• **What this task involves**
Where a line of the material contains the string "into", copy that line.

(Dataset records on visual material)
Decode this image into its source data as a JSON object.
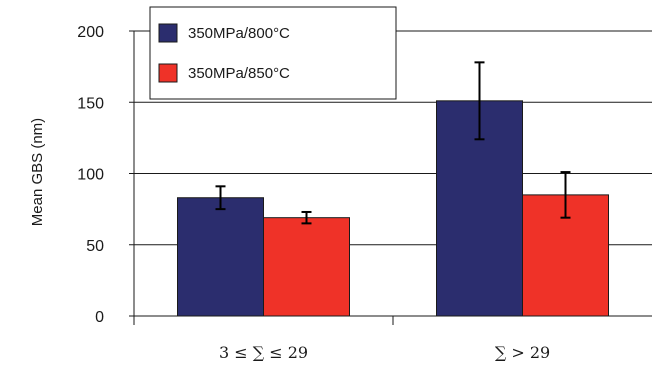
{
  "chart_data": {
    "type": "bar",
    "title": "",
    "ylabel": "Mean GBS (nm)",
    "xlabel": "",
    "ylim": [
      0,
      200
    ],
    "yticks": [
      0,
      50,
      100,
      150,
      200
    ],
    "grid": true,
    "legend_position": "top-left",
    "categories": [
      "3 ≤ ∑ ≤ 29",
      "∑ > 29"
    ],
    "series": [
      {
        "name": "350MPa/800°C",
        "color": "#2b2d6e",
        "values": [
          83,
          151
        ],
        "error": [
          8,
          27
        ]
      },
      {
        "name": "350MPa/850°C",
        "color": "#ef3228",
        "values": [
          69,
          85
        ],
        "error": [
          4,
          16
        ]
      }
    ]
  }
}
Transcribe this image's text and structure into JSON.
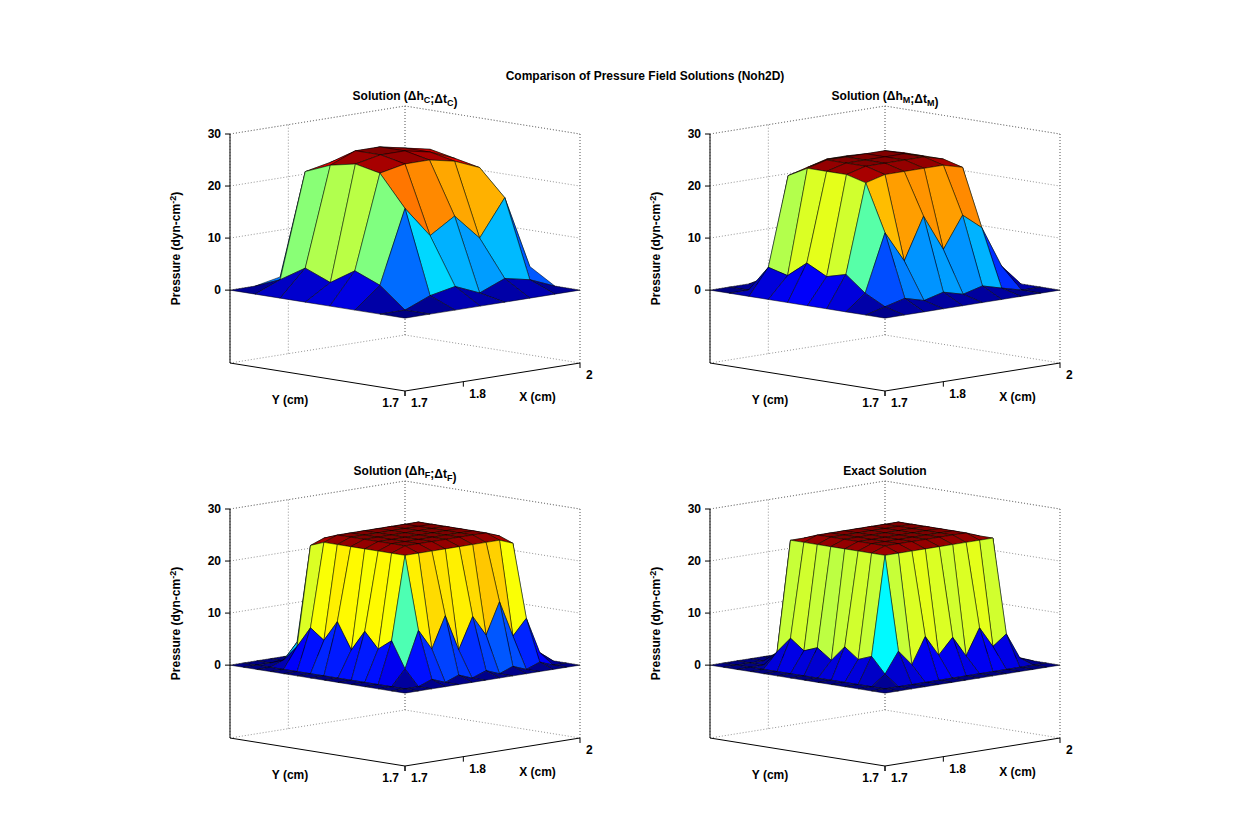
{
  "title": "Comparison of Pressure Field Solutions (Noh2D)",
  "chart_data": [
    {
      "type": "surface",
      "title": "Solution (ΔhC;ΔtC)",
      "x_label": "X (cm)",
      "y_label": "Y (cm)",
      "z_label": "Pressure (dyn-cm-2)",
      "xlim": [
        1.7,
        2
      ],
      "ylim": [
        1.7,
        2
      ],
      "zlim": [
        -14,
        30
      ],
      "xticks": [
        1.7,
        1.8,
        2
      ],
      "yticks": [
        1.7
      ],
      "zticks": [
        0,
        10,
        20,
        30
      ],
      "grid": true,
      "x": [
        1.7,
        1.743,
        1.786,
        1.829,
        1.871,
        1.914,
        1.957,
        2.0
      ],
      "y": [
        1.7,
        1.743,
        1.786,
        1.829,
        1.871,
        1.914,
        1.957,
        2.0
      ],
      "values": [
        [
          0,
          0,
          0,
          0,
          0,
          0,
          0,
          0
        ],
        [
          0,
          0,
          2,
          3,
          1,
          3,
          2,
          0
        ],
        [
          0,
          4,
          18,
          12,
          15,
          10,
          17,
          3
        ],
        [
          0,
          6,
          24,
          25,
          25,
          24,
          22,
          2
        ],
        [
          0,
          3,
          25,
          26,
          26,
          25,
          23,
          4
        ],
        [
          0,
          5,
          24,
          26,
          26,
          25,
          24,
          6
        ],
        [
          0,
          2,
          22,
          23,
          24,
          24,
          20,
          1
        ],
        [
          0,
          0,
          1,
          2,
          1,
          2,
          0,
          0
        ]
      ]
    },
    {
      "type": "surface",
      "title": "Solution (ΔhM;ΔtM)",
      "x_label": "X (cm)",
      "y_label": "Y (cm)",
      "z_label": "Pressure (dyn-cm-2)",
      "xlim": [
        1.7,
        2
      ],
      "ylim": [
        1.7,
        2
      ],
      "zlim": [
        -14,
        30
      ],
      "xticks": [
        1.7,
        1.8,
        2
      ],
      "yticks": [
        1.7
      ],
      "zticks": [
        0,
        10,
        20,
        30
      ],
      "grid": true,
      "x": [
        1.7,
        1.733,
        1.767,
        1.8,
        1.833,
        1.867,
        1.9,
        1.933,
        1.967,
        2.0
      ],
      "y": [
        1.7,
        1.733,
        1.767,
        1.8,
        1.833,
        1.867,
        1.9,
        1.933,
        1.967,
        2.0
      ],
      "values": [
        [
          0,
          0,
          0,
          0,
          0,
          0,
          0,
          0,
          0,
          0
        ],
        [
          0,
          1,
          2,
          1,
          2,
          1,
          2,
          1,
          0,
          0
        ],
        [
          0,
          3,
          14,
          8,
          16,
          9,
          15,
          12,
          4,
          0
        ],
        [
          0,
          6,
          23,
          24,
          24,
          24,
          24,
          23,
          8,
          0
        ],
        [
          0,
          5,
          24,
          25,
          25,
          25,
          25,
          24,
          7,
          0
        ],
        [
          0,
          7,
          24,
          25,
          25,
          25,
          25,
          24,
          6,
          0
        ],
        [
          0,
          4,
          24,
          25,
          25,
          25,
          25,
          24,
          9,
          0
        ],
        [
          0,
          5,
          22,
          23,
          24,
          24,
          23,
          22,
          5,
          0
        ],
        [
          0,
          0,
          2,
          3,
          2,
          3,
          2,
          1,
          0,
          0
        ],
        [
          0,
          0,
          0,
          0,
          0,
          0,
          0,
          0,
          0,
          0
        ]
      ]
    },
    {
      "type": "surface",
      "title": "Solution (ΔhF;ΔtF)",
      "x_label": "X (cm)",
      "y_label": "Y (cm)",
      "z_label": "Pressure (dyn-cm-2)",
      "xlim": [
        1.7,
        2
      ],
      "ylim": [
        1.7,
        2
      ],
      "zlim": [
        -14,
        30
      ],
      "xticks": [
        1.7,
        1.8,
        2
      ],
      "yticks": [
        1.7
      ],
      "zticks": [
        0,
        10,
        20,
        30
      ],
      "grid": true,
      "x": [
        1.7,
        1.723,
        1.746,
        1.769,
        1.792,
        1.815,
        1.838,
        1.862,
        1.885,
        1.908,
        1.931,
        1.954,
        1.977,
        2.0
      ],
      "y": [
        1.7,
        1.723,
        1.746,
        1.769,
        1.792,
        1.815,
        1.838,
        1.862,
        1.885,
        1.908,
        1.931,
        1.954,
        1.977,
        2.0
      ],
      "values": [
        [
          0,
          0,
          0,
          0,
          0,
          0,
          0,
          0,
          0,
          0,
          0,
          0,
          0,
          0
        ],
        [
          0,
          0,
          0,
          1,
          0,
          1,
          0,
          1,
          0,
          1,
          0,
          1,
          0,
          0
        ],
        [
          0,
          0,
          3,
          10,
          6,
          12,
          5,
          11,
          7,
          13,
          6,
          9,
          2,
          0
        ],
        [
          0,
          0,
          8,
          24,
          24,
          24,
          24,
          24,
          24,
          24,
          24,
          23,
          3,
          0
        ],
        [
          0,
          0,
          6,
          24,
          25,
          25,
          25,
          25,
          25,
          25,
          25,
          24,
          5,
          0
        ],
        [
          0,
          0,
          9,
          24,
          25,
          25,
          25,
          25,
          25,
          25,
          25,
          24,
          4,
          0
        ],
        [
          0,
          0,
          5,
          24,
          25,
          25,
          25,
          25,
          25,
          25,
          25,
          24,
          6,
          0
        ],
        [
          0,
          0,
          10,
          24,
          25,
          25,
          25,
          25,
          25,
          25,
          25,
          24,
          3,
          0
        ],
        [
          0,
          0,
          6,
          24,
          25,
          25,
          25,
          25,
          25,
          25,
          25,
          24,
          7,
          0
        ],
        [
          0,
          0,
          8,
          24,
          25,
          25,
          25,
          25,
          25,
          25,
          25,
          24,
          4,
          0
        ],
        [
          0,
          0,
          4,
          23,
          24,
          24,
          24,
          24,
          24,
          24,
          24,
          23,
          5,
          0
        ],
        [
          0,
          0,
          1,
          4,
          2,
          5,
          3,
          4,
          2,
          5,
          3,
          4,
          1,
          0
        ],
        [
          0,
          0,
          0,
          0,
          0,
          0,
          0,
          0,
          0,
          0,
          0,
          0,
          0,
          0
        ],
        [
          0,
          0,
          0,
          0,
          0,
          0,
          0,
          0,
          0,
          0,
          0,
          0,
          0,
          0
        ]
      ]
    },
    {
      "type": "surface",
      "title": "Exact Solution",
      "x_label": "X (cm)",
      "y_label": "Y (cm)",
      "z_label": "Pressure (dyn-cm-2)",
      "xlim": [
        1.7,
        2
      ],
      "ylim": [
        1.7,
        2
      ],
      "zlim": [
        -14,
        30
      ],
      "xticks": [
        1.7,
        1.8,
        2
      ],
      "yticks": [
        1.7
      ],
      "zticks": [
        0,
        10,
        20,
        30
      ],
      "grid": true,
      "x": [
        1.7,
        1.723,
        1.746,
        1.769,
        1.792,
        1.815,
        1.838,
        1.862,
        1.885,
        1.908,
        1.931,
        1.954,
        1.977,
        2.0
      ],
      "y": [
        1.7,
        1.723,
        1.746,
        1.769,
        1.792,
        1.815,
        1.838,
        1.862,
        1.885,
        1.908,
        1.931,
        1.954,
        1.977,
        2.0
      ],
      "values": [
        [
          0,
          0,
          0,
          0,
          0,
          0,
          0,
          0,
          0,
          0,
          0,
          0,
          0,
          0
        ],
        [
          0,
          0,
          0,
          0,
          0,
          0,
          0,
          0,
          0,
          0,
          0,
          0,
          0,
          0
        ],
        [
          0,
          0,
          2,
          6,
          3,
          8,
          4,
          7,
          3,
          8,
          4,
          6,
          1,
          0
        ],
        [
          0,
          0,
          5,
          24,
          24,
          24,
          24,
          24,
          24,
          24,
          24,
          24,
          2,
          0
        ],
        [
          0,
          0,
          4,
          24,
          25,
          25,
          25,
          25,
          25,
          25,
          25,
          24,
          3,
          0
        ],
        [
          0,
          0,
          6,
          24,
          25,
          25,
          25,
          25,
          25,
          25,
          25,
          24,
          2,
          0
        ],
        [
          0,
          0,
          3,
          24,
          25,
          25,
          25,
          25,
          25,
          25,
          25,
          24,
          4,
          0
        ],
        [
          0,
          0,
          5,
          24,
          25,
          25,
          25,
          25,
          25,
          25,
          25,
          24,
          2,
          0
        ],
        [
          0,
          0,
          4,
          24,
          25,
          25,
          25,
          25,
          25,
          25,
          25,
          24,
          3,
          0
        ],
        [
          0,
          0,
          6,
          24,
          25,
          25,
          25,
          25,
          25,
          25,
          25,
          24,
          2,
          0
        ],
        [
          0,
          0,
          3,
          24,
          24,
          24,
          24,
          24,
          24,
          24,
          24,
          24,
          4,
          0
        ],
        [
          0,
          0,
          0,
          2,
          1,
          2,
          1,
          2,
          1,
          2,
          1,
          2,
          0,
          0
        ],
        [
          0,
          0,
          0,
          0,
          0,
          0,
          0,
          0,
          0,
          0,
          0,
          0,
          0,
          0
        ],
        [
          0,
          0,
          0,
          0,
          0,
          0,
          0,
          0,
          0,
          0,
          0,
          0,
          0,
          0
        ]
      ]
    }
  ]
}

• **Result of this task**
Decode this image into its source data as a JSON object.
Transcribe this image's text and structure into JSON.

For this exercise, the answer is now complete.